── Trecho ──

O Fantástico resolveu mergulhar no universo da cannabis medicinal, mas parece que esqueceu de checar a temperatura da água antes de entrar. No último domingo, a reportagem sobre o chamado “ice” — uma técnica de extração sem solventes usada para fins terapêuticos — acabou escorregando ao associar o método a dependência química. A reação? Não demorou. Especialistas e usuários terapêuticos acenderam o alerta… e não foi um baseado.
Quem puxou a primeira tragada crítica foi a psicóloga Alice Reis, que atua na Califórnia, estado onde a cannabis medicinal é regulamentada e o “ice” é tão comum quanto óleo de copaíba nas prateleiras naturais. Em seu perfil no Instagram, ela fez o que o jornalismo deveria ter feito: explicou, com clareza, que o “ice” não é uma droga ilícita ou uma substância viciante, mas sim um processo de extração mecânica e limpa dos tricomas da planta, sem adição de produtos químicos.
Em outras palavras: é o equivalente canábico a espremer suco de laranja na mão — se a laranja tivesse propriedades anti-inflamatórias, ansiolíticas e potencial terapêutico para epilepsia, dor crônica e distúrbios do sono.

───
── Informações de origem ──

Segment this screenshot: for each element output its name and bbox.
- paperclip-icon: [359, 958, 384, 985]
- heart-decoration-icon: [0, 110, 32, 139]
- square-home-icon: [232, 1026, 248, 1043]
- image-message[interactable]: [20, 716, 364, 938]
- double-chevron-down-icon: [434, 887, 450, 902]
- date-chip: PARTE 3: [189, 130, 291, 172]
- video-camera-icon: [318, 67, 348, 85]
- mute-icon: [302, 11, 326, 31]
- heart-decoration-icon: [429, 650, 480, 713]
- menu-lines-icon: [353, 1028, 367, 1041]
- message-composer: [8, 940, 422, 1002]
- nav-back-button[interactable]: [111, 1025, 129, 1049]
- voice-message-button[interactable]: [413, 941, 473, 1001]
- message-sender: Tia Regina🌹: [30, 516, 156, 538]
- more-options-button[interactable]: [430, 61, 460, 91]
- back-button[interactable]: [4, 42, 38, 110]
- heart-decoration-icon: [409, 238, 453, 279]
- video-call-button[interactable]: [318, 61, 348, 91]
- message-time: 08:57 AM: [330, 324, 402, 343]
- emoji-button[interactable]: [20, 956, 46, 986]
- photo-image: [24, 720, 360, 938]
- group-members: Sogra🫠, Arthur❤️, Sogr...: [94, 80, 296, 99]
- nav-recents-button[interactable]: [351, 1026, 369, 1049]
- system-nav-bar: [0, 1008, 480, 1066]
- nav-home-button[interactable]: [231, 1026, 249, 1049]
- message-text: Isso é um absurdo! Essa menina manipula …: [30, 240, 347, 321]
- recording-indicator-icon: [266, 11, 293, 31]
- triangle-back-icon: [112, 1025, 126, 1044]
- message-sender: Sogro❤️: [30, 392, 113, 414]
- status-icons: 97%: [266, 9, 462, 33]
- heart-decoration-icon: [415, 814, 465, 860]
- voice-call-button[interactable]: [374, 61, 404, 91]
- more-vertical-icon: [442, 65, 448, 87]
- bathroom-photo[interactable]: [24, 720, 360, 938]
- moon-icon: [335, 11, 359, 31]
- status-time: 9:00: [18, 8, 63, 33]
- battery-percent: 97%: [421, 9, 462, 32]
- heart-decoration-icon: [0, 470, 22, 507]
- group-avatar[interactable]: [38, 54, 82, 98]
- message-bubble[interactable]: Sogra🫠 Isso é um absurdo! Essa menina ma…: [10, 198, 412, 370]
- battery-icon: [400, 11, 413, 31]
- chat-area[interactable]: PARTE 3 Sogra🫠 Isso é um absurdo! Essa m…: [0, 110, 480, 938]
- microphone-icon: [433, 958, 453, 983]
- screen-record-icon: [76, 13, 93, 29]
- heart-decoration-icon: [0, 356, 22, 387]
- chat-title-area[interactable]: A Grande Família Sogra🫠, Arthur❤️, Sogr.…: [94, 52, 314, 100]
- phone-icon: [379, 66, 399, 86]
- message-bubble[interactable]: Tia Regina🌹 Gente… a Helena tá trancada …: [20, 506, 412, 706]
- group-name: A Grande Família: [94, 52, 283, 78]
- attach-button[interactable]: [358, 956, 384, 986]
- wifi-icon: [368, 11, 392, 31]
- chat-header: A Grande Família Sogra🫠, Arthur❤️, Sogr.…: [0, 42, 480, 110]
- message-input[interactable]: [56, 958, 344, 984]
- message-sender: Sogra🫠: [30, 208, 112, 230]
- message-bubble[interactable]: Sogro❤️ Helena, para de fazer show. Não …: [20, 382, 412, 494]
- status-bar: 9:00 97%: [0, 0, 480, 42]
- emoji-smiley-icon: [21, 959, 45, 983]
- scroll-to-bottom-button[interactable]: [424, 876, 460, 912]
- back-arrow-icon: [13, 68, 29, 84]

───

- Instrução da tarefa 1:
Transcreva do trecho sobre o “ice” a parte que começa nas palavras "O Fantástico resolveu" e termina depois de "foi um baseado.".
- Instrução da tarefa 2:
Segundo o trecho, em que estado atua a psicóloga Alice Reis?
- Instrução da tarefa 3:
Liste todas as condições de saúde para as quais o trecho atribui potencial terapêutico à laranja hipotética.

- Sua solução 1:
O Fantástico resolveu mergulhar no universo da cannabis medicinal, mas parece que esqueceu de checar a temperatura da água antes de entrar. No último domingo, a reportagem sobre o chamado “ice” — uma técnica de extração sem solventes usada para fins terapêuticos — acabou escorregando ao associar o método a dependência química. A reação? Não demorou. Especialistas e usuários terapêuticos acenderam o alerta… e não foi um baseado.

- Sua solução 2:
Na Califórnia.

- Sua solução 3:
Epilepsia, dor crônica e distúrbios do sono.